EXERCISE OBJECTIVE :: Print each line exactly as it is given.

EXCERPTED DATA ::

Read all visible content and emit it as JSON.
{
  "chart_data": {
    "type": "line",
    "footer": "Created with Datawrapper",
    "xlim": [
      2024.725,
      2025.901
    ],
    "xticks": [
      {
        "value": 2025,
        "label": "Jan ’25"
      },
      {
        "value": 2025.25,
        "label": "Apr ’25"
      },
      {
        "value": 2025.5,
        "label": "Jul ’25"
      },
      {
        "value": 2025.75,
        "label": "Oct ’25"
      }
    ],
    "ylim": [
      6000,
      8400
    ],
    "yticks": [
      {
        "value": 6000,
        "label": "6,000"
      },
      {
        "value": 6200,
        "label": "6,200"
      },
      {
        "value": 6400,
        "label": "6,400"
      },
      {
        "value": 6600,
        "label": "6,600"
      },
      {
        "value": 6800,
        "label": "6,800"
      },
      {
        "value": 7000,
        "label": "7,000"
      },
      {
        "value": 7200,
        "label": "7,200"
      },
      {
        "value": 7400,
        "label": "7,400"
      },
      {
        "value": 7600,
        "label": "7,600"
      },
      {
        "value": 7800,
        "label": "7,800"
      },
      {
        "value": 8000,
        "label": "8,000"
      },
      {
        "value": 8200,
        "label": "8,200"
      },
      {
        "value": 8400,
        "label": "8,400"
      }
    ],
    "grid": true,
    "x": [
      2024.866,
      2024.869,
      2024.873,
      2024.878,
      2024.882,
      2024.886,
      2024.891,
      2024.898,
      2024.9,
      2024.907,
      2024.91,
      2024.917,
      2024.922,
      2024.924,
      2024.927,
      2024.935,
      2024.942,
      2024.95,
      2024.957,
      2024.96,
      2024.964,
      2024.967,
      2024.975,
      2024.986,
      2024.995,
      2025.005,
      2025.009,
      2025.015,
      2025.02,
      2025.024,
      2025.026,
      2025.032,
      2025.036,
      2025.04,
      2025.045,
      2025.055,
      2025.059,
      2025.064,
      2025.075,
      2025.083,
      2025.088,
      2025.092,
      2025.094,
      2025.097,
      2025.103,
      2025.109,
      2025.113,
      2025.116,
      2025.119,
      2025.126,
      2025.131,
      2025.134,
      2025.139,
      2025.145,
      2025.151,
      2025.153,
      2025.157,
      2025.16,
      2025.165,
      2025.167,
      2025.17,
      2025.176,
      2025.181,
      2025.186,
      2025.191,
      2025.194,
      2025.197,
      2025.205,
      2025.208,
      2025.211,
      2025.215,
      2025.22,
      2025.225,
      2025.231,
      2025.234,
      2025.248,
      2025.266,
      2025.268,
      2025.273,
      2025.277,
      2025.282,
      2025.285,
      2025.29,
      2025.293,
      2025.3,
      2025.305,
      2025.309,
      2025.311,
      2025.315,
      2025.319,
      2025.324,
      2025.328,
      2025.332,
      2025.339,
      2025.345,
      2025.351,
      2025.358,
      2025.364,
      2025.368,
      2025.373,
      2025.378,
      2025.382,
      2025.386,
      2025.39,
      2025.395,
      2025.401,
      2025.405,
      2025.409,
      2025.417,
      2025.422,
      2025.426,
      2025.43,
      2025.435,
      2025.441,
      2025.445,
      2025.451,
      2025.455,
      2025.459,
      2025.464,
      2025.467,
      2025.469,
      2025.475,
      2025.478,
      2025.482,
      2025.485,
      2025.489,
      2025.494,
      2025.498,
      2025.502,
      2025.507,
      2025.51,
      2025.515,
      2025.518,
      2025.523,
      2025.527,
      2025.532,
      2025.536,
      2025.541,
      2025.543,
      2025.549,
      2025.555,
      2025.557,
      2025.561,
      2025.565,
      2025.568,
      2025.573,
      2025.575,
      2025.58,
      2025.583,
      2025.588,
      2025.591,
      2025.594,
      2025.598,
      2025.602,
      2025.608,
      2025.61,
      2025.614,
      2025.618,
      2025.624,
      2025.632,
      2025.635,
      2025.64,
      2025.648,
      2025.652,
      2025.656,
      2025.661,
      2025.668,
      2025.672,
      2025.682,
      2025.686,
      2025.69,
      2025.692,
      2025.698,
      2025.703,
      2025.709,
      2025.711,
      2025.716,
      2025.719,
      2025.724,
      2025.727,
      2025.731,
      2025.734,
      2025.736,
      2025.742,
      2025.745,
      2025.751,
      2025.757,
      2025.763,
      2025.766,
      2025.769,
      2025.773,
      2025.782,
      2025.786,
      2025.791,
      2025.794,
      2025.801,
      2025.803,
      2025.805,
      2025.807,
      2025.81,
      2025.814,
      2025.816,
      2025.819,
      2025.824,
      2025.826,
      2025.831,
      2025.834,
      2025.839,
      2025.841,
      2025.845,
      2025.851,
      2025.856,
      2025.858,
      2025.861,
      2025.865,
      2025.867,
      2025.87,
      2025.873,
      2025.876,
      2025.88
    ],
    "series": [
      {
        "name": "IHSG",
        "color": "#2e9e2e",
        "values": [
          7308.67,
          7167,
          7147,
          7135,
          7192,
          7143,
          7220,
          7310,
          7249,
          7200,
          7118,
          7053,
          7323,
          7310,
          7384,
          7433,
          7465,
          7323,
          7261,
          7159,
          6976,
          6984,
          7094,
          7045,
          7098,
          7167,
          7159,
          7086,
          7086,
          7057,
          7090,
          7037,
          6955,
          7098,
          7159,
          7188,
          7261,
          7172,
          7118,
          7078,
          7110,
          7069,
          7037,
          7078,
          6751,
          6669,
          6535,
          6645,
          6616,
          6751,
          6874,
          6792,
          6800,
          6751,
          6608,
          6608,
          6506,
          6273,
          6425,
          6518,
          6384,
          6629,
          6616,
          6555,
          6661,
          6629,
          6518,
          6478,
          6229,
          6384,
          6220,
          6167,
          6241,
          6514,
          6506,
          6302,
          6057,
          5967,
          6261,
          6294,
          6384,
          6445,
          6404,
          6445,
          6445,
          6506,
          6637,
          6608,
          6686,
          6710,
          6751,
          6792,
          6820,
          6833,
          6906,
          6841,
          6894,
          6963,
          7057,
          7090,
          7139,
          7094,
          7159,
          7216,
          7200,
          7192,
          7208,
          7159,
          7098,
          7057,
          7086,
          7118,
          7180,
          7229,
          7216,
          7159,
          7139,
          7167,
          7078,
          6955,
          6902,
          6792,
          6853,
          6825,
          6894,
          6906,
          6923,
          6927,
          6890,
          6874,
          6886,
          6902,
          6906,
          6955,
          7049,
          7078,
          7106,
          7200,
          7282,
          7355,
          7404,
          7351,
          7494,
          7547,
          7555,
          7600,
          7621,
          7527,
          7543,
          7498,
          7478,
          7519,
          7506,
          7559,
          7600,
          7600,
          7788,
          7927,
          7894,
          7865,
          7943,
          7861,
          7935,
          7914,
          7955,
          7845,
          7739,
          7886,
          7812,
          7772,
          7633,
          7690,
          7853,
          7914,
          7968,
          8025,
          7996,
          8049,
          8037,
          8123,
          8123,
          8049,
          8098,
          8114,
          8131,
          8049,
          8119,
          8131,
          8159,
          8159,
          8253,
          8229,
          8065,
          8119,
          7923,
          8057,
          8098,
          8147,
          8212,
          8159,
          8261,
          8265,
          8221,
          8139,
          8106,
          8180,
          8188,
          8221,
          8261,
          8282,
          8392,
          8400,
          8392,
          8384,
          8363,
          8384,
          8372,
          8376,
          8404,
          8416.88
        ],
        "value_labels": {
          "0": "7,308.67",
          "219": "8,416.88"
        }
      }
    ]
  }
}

SOLUTION TO THIS EXERCISE ::
Read all visible content and emit it as JSON.
{
  "chart_data": {
    "type": "line",
    "footer": "Created with Datawrapper",
    "xlim": [
      2024.725,
      2025.901
    ],
    "xticks": [
      {
        "value": 2025,
        "label": "Jan ’25"
      },
      {
        "value": 2025.25,
        "label": "Apr ’25"
      },
      {
        "value": 2025.5,
        "label": "Jul ’25"
      },
      {
        "value": 2025.75,
        "label": "Oct ’25"
      }
    ],
    "ylim": [
      6000,
      8400
    ],
    "yticks": [
      {
        "value": 6000,
        "label": "6,000"
      },
      {
        "value": 6200,
        "label": "6,200"
      },
      {
        "value": 6400,
        "label": "6,400"
      },
      {
        "value": 6600,
        "label": "6,600"
      },
      {
        "value": 6800,
        "label": "6,800"
      },
      {
        "value": 7000,
        "label": "7,000"
      },
      {
        "value": 7200,
        "label": "7,200"
      },
      {
        "value": 7400,
        "label": "7,400"
      },
      {
        "value": 7600,
        "label": "7,600"
      },
      {
        "value": 7800,
        "label": "7,800"
      },
      {
        "value": 8000,
        "label": "8,000"
      },
      {
        "value": 8200,
        "label": "8,200"
      },
      {
        "value": 8400,
        "label": "8,400"
      }
    ],
    "grid": true,
    "x": [
      2024.866,
      2024.869,
      2024.873,
      2024.878,
      2024.882,
      2024.886,
      2024.891,
      2024.898,
      2024.9,
      2024.907,
      2024.91,
      2024.917,
      2024.922,
      2024.924,
      2024.927,
      2024.935,
      2024.942,
      2024.95,
      2024.957,
      2024.96,
      2024.964,
      2024.967,
      2024.975,
      2024.986,
      2024.995,
      2025.005,
      2025.009,
      2025.015,
      2025.02,
      2025.024,
      2025.026,
      2025.032,
      2025.036,
      2025.04,
      2025.045,
      2025.055,
      2025.059,
      2025.064,
      2025.075,
      2025.083,
      2025.088,
      2025.092,
      2025.094,
      2025.097,
      2025.103,
      2025.109,
      2025.113,
      2025.116,
      2025.119,
      2025.126,
      2025.131,
      2025.134,
      2025.139,
      2025.145,
      2025.151,
      2025.153,
      2025.157,
      2025.16,
      2025.165,
      2025.167,
      2025.17,
      2025.176,
      2025.181,
      2025.186,
      2025.191,
      2025.194,
      2025.197,
      2025.205,
      2025.208,
      2025.211,
      2025.215,
      2025.22,
      2025.225,
      2025.231,
      2025.234,
      2025.248,
      2025.266,
      2025.268,
      2025.273,
      2025.277,
      2025.282,
      2025.285,
      2025.29,
      2025.293,
      2025.3,
      2025.305,
      2025.309,
      2025.311,
      2025.315,
      2025.319,
      2025.324,
      2025.328,
      2025.332,
      2025.339,
      2025.345,
      2025.351,
      2025.358,
      2025.364,
      2025.368,
      2025.373,
      2025.378,
      2025.382,
      2025.386,
      2025.39,
      2025.395,
      2025.401,
      2025.405,
      2025.409,
      2025.417,
      2025.422,
      2025.426,
      2025.43,
      2025.435,
      2025.441,
      2025.445,
      2025.451,
      2025.455,
      2025.459,
      2025.464,
      2025.467,
      2025.469,
      2025.475,
      2025.478,
      2025.482,
      2025.485,
      2025.489,
      2025.494,
      2025.498,
      2025.502,
      2025.507,
      2025.51,
      2025.515,
      2025.518,
      2025.523,
      2025.527,
      2025.532,
      2025.536,
      2025.541,
      2025.543,
      2025.549,
      2025.555,
      2025.557,
      2025.561,
      2025.565,
      2025.568,
      2025.573,
      2025.575,
      2025.58,
      2025.583,
      2025.588,
      2025.591,
      2025.594,
      2025.598,
      2025.602,
      2025.608,
      2025.61,
      2025.614,
      2025.618,
      2025.624,
      2025.632,
      2025.635,
      2025.64,
      2025.648,
      2025.652,
      2025.656,
      2025.661,
      2025.668,
      2025.672,
      2025.682,
      2025.686,
      2025.69,
      2025.692,
      2025.698,
      2025.703,
      2025.709,
      2025.711,
      2025.716,
      2025.719,
      2025.724,
      2025.727,
      2025.731,
      2025.734,
      2025.736,
      2025.742,
      2025.745,
      2025.751,
      2025.757,
      2025.763,
      2025.766,
      2025.769,
      2025.773,
      2025.782,
      2025.786,
      2025.791,
      2025.794,
      2025.801,
      2025.803,
      2025.805,
      2025.807,
      2025.81,
      2025.814,
      2025.816,
      2025.819,
      2025.824,
      2025.826,
      2025.831,
      2025.834,
      2025.839,
      2025.841,
      2025.845,
      2025.851,
      2025.856,
      2025.858,
      2025.861,
      2025.865,
      2025.867,
      2025.87,
      2025.873,
      2025.876,
      2025.88
    ],
    "series": [
      {
        "name": "IHSG",
        "color": "#2e9e2e",
        "values": [
          7308.67,
          7167,
          7147,
          7135,
          7192,
          7143,
          7220,
          7310,
          7249,
          7200,
          7118,
          7053,
          7323,
          7310,
          7384,
          7433,
          7465,
          7323,
          7261,
          7159,
          6976,
          6984,
          7094,
          7045,
          7098,
          7167,
          7159,
          7086,
          7086,
          7057,
          7090,
          7037,
          6955,
          7098,
          7159,
          7188,
          7261,
          7172,
          7118,
          7078,
          7110,
          7069,
          7037,
          7078,
          6751,
          6669,
          6535,
          6645,
          6616,
          6751,
          6874,
          6792,
          6800,
          6751,
          6608,
          6608,
          6506,
          6273,
          6425,
          6518,
          6384,
          6629,
          6616,
          6555,
          6661,
          6629,
          6518,
          6478,
          6229,
          6384,
          6220,
          6167,
          6241,
          6514,
          6506,
          6302,
          6057,
          5967,
          6261,
          6294,
          6384,
          6445,
          6404,
          6445,
          6445,
          6506,
          6637,
          6608,
          6686,
          6710,
          6751,
          6792,
          6820,
          6833,
          6906,
          6841,
          6894,
          6963,
          7057,
          7090,
          7139,
          7094,
          7159,
          7216,
          7200,
          7192,
          7208,
          7159,
          7098,
          7057,
          7086,
          7118,
          7180,
          7229,
          7216,
          7159,
          7139,
          7167,
          7078,
          6955,
          6902,
          6792,
          6853,
          6825,
          6894,
          6906,
          6923,
          6927,
          6890,
          6874,
          6886,
          6902,
          6906,
          6955,
          7049,
          7078,
          7106,
          7200,
          7282,
          7355,
          7404,
          7351,
          7494,
          7547,
          7555,
          7600,
          7621,
          7527,
          7543,
          7498,
          7478,
          7519,
          7506,
          7559,
          7600,
          7600,
          7788,
          7927,
          7894,
          7865,
          7943,
          7861,
          7935,
          7914,
          7955,
          7845,
          7739,
          7886,
          7812,
          7772,
          7633,
          7690,
          7853,
          7914,
          7968,
          8025,
          7996,
          8049,
          8037,
          8123,
          8123,
          8049,
          8098,
          8114,
          8131,
          8049,
          8119,
          8131,
          8159,
          8159,
          8253,
          8229,
          8065,
          8119,
          7923,
          8057,
          8098,
          8147,
          8212,
          8159,
          8261,
          8265,
          8221,
          8139,
          8106,
          8180,
          8188,
          8221,
          8261,
          8282,
          8392,
          8400,
          8392,
          8384,
          8363,
          8384,
          8372,
          8376,
          8404,
          8416.88
        ],
        "value_labels": {
          "0": "7,308.67",
          "219": "8,416.88"
        }
      }
    ]
  }
}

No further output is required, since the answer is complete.